Goal :: Copy every line of the records below where the word "varejista" occurs.

## start Data to process

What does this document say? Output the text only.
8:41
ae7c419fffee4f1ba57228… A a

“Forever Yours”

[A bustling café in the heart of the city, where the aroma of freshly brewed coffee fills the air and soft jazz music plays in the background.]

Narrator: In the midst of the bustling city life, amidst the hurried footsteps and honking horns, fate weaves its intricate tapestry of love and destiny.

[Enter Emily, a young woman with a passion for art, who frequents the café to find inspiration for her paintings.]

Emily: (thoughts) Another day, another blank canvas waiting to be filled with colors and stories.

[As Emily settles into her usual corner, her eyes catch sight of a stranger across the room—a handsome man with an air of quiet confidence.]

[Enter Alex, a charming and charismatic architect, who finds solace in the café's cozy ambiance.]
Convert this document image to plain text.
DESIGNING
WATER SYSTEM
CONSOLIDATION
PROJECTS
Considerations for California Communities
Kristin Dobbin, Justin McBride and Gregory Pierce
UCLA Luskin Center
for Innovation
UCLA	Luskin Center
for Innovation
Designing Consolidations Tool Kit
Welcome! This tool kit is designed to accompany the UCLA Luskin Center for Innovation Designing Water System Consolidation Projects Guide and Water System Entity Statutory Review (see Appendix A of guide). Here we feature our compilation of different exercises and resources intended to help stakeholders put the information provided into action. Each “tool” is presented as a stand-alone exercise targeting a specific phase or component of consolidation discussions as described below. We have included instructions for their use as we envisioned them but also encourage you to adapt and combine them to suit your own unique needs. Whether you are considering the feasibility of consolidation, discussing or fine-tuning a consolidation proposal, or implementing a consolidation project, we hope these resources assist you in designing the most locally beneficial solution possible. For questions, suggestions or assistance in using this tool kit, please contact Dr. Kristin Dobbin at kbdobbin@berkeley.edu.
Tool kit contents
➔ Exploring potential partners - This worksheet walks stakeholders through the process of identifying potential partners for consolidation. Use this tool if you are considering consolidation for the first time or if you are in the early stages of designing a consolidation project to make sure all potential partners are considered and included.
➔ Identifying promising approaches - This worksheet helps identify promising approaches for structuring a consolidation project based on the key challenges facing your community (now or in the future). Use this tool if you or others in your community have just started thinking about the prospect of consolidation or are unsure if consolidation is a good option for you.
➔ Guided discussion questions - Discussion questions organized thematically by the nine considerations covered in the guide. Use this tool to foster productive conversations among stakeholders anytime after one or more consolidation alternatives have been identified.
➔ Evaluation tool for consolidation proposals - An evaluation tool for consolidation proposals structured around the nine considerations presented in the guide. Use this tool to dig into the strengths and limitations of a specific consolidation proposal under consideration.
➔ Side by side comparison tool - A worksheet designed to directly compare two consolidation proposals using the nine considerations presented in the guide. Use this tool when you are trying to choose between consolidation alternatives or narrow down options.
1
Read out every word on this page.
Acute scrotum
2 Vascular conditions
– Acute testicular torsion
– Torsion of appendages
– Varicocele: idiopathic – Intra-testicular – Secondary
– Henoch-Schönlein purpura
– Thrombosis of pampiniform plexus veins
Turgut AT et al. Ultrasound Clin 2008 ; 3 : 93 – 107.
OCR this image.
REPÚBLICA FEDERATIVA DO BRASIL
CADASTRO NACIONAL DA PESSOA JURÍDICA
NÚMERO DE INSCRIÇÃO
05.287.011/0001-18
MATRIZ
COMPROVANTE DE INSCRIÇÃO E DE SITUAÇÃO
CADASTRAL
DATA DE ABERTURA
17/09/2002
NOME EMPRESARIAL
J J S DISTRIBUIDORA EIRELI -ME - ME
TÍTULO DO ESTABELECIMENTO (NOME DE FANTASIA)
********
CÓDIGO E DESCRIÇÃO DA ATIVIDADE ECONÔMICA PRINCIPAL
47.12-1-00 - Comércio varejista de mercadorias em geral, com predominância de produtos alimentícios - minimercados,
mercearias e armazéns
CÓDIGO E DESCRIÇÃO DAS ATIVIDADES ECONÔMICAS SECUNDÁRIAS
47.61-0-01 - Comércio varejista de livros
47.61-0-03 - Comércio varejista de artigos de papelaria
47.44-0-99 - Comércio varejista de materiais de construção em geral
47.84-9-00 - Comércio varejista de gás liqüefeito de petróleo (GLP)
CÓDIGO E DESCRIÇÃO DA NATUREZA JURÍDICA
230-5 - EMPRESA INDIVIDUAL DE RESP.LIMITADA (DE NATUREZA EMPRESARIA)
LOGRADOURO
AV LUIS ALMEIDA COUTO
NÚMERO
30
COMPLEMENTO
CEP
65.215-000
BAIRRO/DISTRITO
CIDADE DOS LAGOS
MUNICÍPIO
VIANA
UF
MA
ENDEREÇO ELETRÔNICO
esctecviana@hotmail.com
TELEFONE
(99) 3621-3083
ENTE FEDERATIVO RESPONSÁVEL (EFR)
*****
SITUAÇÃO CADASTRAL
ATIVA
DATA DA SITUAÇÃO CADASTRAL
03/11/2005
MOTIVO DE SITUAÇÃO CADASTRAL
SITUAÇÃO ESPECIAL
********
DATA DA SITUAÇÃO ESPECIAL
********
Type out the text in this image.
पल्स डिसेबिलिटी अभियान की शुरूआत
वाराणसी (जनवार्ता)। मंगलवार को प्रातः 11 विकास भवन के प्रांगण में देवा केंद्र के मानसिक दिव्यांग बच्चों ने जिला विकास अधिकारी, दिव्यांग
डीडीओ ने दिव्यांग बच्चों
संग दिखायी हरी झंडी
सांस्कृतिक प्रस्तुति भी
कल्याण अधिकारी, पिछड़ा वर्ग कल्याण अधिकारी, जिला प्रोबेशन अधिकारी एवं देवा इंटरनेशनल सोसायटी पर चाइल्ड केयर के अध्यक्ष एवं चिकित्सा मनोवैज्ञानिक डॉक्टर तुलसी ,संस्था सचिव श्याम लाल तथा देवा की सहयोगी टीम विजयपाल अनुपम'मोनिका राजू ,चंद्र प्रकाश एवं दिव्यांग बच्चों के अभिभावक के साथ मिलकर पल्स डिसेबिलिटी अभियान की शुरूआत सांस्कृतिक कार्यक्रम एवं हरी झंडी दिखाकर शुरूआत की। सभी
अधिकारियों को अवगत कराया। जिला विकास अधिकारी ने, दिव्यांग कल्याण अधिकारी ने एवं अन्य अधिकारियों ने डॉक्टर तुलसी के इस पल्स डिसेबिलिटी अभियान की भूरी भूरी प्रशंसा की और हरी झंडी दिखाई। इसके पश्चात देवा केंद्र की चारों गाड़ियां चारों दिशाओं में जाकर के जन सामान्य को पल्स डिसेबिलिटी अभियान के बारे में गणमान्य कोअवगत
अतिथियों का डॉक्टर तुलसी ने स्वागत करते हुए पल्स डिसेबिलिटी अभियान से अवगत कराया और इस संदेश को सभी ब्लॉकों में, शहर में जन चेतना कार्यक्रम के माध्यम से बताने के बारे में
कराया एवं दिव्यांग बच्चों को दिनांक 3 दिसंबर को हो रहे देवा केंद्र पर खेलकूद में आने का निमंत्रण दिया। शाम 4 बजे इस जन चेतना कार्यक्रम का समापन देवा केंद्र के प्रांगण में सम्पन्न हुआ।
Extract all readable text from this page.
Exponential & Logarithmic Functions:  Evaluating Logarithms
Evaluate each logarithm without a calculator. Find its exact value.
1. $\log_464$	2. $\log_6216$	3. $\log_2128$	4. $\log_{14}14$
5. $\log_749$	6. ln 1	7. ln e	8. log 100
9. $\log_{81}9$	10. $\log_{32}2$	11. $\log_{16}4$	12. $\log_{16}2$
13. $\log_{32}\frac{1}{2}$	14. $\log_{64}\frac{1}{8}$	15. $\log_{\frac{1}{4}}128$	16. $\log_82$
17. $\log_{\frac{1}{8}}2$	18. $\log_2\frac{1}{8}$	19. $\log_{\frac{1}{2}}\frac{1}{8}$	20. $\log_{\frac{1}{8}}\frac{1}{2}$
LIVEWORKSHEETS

## end Data to process

Output for this exercise ::
47.12-1-00 - Comércio varejista de mercadorias em geral, com predominância de produtos alimentícios - minimercados,
47.61-0-01 - Comércio varejista de livros
47.61-0-03 - Comércio varejista de artigos de papelaria
47.44-0-99 - Comércio varejista de materiais de construção em geral
47.84-9-00 - Comércio varejista de gás liqüefeito de petróleo (GLP)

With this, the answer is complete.